• **To do**:
Each entry below is to be extracted exactly.

[START Data for the task]

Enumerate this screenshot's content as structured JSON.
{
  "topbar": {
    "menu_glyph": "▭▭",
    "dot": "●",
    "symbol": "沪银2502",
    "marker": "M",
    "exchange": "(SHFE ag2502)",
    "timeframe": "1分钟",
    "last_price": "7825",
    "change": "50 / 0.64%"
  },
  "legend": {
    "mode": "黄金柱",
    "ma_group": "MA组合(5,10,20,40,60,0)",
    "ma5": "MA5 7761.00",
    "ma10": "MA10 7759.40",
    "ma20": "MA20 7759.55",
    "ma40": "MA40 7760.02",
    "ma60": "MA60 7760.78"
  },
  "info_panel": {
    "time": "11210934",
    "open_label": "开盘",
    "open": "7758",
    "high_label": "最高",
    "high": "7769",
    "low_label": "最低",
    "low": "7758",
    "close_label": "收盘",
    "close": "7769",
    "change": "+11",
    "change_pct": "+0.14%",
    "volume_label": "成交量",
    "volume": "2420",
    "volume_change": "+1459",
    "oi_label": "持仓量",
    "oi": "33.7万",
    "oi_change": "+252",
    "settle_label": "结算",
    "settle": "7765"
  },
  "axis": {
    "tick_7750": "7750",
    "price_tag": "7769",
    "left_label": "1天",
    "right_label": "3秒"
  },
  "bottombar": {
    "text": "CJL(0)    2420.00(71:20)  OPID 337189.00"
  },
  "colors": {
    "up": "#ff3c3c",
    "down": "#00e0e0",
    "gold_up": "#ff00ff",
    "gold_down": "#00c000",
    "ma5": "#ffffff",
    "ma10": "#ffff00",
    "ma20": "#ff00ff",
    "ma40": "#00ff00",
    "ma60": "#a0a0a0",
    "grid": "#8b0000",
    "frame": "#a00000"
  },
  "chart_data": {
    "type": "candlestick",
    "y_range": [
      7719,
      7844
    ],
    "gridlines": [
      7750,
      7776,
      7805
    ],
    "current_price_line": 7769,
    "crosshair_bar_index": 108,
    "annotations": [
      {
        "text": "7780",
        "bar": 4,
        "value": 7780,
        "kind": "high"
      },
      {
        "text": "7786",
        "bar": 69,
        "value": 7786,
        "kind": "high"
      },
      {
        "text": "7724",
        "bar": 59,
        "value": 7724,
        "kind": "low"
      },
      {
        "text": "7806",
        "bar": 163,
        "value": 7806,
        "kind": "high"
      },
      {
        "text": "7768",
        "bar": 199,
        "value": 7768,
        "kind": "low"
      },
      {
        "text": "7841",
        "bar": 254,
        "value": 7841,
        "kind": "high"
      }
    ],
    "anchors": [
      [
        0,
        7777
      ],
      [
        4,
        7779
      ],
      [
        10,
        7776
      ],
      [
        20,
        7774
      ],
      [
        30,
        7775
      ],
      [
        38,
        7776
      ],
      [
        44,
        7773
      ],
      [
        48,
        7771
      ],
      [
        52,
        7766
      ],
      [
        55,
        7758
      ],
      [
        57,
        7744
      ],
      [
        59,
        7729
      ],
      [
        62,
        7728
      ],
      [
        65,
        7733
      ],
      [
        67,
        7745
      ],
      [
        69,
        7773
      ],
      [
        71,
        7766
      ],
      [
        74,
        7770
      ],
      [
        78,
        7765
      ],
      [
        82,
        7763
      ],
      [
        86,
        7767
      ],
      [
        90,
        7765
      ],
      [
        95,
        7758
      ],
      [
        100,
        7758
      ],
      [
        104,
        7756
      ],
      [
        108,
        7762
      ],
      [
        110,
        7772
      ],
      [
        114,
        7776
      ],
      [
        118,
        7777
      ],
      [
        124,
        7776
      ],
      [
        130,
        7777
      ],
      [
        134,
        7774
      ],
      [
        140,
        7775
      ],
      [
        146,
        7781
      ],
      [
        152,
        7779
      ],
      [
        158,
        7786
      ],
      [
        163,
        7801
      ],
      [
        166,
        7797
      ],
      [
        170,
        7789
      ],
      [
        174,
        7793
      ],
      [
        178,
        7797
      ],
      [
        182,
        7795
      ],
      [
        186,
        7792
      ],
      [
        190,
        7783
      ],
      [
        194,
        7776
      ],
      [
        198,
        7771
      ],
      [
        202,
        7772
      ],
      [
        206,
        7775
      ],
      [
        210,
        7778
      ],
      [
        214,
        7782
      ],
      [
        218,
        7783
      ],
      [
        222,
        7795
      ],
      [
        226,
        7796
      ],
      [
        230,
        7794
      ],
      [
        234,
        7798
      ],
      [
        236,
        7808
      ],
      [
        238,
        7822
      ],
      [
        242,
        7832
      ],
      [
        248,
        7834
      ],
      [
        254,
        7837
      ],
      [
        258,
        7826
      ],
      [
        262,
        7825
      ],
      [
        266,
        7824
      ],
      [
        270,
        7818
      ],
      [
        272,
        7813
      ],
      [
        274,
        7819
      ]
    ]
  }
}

[END Data for the task]

• **Worked answer**:
Enumerate this screenshot's content as structured JSON.
{
  "topbar": {
    "menu_glyph": "▭▭",
    "dot": "●",
    "symbol": "沪银2502",
    "marker": "M",
    "exchange": "(SHFE ag2502)",
    "timeframe": "1分钟",
    "last_price": "7825",
    "change": "50 / 0.64%"
  },
  "legend": {
    "mode": "黄金柱",
    "ma_group": "MA组合(5,10,20,40,60,0)",
    "ma5": "MA5 7761.00",
    "ma10": "MA10 7759.40",
    "ma20": "MA20 7759.55",
    "ma40": "MA40 7760.02",
    "ma60": "MA60 7760.78"
  },
  "info_panel": {
    "time": "11210934",
    "open_label": "开盘",
    "open": "7758",
    "high_label": "最高",
    "high": "7769",
    "low_label": "最低",
    "low": "7758",
    "close_label": "收盘",
    "close": "7769",
    "change": "+11",
    "change_pct": "+0.14%",
    "volume_label": "成交量",
    "volume": "2420",
    "volume_change": "+1459",
    "oi_label": "持仓量",
    "oi": "33.7万",
    "oi_change": "+252",
    "settle_label": "结算",
    "settle": "7765"
  },
  "axis": {
    "tick_7750": "7750",
    "price_tag": "7769",
    "left_label": "1天",
    "right_label": "3秒"
  },
  "bottombar": {
    "text": "CJL(0)    2420.00(71:20)  OPID 337189.00"
  },
  "colors": {
    "up": "#ff3c3c",
    "down": "#00e0e0",
    "gold_up": "#ff00ff",
    "gold_down": "#00c000",
    "ma5": "#ffffff",
    "ma10": "#ffff00",
    "ma20": "#ff00ff",
    "ma40": "#00ff00",
    "ma60": "#a0a0a0",
    "grid": "#8b0000",
    "frame": "#a00000"
  },
  "chart_data": {
    "type": "candlestick",
    "y_range": [
      7719,
      7844
    ],
    "gridlines": [
      7750,
      7776,
      7805
    ],
    "current_price_line": 7769,
    "crosshair_bar_index": 108,
    "annotations": [
      {
        "text": "7780",
        "bar": 4,
        "value": 7780,
        "kind": "high"
      },
      {
        "text": "7786",
        "bar": 69,
        "value": 7786,
        "kind": "high"
      },
      {
        "text": "7724",
        "bar": 59,
        "value": 7724,
        "kind": "low"
      },
      {
        "text": "7806",
        "bar": 163,
        "value": 7806,
        "kind": "high"
      },
      {
        "text": "7768",
        "bar": 199,
        "value": 7768,
        "kind": "low"
      },
      {
        "text": "7841",
        "bar": 254,
        "value": 7841,
        "kind": "high"
      }
    ],
    "anchors": [
      [
        0,
        7777
      ],
      [
        4,
        7779
      ],
      [
        10,
        7776
      ],
      [
        20,
        7774
      ],
      [
        30,
        7775
      ],
      [
        38,
        7776
      ],
      [
        44,
        7773
      ],
      [
        48,
        7771
      ],
      [
        52,
        7766
      ],
      [
        55,
        7758
      ],
      [
        57,
        7744
      ],
      [
        59,
        7729
      ],
      [
        62,
        7728
      ],
      [
        65,
        7733
      ],
      [
        67,
        7745
      ],
      [
        69,
        7773
      ],
      [
        71,
        7766
      ],
      [
        74,
        7770
      ],
      [
        78,
        7765
      ],
      [
        82,
        7763
      ],
      [
        86,
        7767
      ],
      [
        90,
        7765
      ],
      [
        95,
        7758
      ],
      [
        100,
        7758
      ],
      [
        104,
        7756
      ],
      [
        108,
        7762
      ],
      [
        110,
        7772
      ],
      [
        114,
        7776
      ],
      [
        118,
        7777
      ],
      [
        124,
        7776
      ],
      [
        130,
        7777
      ],
      [
        134,
        7774
      ],
      [
        140,
        7775
      ],
      [
        146,
        7781
      ],
      [
        152,
        7779
      ],
      [
        158,
        7786
      ],
      [
        163,
        7801
      ],
      [
        166,
        7797
      ],
      [
        170,
        7789
      ],
      [
        174,
        7793
      ],
      [
        178,
        7797
      ],
      [
        182,
        7795
      ],
      [
        186,
        7792
      ],
      [
        190,
        7783
      ],
      [
        194,
        7776
      ],
      [
        198,
        7771
      ],
      [
        202,
        7772
      ],
      [
        206,
        7775
      ],
      [
        210,
        7778
      ],
      [
        214,
        7782
      ],
      [
        218,
        7783
      ],
      [
        222,
        7795
      ],
      [
        226,
        7796
      ],
      [
        230,
        7794
      ],
      [
        234,
        7798
      ],
      [
        236,
        7808
      ],
      [
        238,
        7822
      ],
      [
        242,
        7832
      ],
      [
        248,
        7834
      ],
      [
        254,
        7837
      ],
      [
        258,
        7826
      ],
      [
        262,
        7825
      ],
      [
        266,
        7824
      ],
      [
        270,
        7818
      ],
      [
        272,
        7813
      ],
      [
        274,
        7819
      ]
    ]
  }
}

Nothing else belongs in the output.